> The data:
— BEGIN —
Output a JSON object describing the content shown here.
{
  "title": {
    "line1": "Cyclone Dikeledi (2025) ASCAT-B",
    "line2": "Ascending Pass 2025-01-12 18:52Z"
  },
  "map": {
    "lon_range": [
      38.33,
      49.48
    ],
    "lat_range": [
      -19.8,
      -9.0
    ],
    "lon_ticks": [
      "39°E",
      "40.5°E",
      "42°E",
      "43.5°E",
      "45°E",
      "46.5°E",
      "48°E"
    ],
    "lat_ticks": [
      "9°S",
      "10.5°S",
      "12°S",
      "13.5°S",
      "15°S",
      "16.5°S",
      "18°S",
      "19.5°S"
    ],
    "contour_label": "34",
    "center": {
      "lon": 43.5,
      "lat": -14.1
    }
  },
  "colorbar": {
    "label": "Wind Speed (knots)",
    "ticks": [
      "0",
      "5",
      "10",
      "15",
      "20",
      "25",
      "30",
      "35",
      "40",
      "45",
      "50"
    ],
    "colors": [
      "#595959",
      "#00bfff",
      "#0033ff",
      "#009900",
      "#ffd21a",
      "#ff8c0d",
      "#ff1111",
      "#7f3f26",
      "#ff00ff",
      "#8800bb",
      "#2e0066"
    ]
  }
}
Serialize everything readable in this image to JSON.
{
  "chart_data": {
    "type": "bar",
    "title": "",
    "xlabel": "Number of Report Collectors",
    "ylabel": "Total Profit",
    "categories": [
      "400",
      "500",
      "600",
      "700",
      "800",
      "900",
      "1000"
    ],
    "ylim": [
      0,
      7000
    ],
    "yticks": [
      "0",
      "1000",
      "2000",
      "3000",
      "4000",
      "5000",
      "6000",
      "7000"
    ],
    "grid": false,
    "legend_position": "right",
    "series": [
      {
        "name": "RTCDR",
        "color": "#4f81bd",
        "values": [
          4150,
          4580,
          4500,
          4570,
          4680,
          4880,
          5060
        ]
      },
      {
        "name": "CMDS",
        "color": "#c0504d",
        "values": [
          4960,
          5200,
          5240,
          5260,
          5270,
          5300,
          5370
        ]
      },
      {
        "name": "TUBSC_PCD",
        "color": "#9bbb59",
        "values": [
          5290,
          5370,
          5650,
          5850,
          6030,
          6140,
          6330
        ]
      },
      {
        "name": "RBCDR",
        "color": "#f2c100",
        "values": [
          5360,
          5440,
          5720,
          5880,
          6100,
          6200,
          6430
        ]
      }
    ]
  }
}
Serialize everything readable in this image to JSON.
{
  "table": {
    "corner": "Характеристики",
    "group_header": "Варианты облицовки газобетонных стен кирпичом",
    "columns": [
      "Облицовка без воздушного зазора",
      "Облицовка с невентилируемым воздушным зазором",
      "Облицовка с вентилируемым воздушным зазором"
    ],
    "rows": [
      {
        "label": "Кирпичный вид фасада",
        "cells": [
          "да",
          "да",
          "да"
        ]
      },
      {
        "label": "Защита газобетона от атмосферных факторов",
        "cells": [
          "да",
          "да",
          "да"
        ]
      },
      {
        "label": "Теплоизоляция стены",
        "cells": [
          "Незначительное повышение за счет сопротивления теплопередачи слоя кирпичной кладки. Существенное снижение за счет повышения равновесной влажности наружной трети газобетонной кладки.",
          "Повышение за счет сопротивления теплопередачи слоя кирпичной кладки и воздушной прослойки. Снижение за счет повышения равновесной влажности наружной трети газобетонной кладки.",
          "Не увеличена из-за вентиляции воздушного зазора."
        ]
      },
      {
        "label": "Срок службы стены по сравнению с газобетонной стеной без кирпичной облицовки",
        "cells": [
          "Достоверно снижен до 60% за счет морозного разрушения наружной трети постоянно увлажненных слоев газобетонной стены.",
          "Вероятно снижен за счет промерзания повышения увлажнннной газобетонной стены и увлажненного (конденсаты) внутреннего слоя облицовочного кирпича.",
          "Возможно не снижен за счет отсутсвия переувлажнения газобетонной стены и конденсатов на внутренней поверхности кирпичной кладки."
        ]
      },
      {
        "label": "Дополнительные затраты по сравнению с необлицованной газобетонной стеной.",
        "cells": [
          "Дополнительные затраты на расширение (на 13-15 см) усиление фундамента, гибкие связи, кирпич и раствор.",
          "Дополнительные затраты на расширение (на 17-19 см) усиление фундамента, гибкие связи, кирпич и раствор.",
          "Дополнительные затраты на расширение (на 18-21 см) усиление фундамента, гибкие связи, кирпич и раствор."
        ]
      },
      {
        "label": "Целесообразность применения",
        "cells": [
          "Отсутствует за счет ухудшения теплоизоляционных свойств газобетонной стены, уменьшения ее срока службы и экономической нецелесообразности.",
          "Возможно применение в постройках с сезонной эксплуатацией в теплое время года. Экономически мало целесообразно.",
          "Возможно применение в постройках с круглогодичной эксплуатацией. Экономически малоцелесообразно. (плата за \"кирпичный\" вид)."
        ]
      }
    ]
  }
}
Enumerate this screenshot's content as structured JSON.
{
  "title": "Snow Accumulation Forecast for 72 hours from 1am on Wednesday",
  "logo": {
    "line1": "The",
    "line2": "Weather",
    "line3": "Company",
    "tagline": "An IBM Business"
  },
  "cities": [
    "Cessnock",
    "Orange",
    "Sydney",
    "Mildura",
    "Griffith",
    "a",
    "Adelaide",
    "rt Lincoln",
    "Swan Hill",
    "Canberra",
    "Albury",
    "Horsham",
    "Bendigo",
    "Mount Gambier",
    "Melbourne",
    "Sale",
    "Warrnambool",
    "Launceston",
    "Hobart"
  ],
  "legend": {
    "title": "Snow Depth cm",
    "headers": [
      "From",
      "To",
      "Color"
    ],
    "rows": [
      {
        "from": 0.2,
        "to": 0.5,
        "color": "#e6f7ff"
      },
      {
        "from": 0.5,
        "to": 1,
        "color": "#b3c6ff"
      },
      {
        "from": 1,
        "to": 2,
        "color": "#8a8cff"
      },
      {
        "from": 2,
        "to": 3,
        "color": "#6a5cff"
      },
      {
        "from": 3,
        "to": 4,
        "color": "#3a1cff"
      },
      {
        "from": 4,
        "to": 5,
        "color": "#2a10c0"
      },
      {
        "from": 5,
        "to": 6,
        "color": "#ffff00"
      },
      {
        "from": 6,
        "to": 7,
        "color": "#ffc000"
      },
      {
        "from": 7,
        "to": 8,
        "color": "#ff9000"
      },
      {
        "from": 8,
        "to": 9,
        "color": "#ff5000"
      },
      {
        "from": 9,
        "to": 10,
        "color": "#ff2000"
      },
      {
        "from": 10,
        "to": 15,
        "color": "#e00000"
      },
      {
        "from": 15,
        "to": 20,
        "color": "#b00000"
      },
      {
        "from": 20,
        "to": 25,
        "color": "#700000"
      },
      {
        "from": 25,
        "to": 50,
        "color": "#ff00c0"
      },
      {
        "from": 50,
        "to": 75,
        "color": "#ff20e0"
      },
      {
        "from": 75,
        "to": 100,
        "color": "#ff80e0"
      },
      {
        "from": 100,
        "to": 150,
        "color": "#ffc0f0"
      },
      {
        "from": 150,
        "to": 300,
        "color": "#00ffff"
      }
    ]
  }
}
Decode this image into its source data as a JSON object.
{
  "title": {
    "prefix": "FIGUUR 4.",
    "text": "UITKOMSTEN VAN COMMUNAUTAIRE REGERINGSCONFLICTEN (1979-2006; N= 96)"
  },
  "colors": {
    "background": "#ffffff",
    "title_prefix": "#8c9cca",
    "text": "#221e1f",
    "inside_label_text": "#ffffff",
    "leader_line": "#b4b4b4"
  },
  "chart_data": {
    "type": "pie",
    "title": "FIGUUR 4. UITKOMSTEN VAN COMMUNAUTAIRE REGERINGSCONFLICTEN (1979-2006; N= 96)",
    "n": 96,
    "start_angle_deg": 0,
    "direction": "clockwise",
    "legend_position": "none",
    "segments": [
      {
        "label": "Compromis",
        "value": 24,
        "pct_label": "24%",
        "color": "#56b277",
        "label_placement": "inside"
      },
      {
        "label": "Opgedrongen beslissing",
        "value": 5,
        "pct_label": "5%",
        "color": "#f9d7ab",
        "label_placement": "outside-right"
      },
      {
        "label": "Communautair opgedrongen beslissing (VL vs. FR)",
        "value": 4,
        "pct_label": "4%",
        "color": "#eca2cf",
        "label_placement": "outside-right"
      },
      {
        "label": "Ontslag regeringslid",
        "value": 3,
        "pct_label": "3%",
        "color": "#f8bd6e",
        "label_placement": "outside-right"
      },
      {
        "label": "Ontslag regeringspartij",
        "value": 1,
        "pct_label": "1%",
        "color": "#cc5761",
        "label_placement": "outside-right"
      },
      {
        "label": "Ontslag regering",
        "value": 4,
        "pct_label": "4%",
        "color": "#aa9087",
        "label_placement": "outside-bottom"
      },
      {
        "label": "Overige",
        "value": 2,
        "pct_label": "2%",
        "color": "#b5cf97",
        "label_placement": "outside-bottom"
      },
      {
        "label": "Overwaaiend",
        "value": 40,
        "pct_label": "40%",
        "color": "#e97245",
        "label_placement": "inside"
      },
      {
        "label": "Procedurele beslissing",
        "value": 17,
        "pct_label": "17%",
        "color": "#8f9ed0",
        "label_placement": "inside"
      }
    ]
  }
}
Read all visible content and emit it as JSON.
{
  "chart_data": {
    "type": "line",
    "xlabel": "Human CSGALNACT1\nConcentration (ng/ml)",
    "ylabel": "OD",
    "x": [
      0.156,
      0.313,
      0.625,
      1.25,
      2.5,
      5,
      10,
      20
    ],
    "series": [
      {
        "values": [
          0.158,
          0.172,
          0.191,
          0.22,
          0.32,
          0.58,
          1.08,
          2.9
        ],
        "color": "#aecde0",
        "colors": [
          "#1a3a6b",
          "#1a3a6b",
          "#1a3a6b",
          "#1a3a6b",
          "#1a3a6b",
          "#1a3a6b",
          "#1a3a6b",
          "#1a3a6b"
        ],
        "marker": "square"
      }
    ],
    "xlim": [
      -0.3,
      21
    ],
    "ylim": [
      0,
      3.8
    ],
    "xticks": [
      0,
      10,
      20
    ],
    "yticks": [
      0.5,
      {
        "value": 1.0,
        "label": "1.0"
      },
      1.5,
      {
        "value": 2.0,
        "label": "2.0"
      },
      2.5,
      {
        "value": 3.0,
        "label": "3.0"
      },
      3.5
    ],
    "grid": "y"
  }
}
— END —
> Work to do: Every line that holds the word "теплопередачи" should be extracted.

> Answer below:
          "Незначительное повышение за счет сопротивления теплопередачи слоя кирпичной кладки. Существенное снижение за счет повышения равновесной влажности наружной трети газобетонной кладки.",
          "Повышение за счет сопротивления теплопередачи слоя кирпичной кладки и воздушной прослойки. Снижение за счет повышения равновесной влажности наружной трети газобетонной кладки.",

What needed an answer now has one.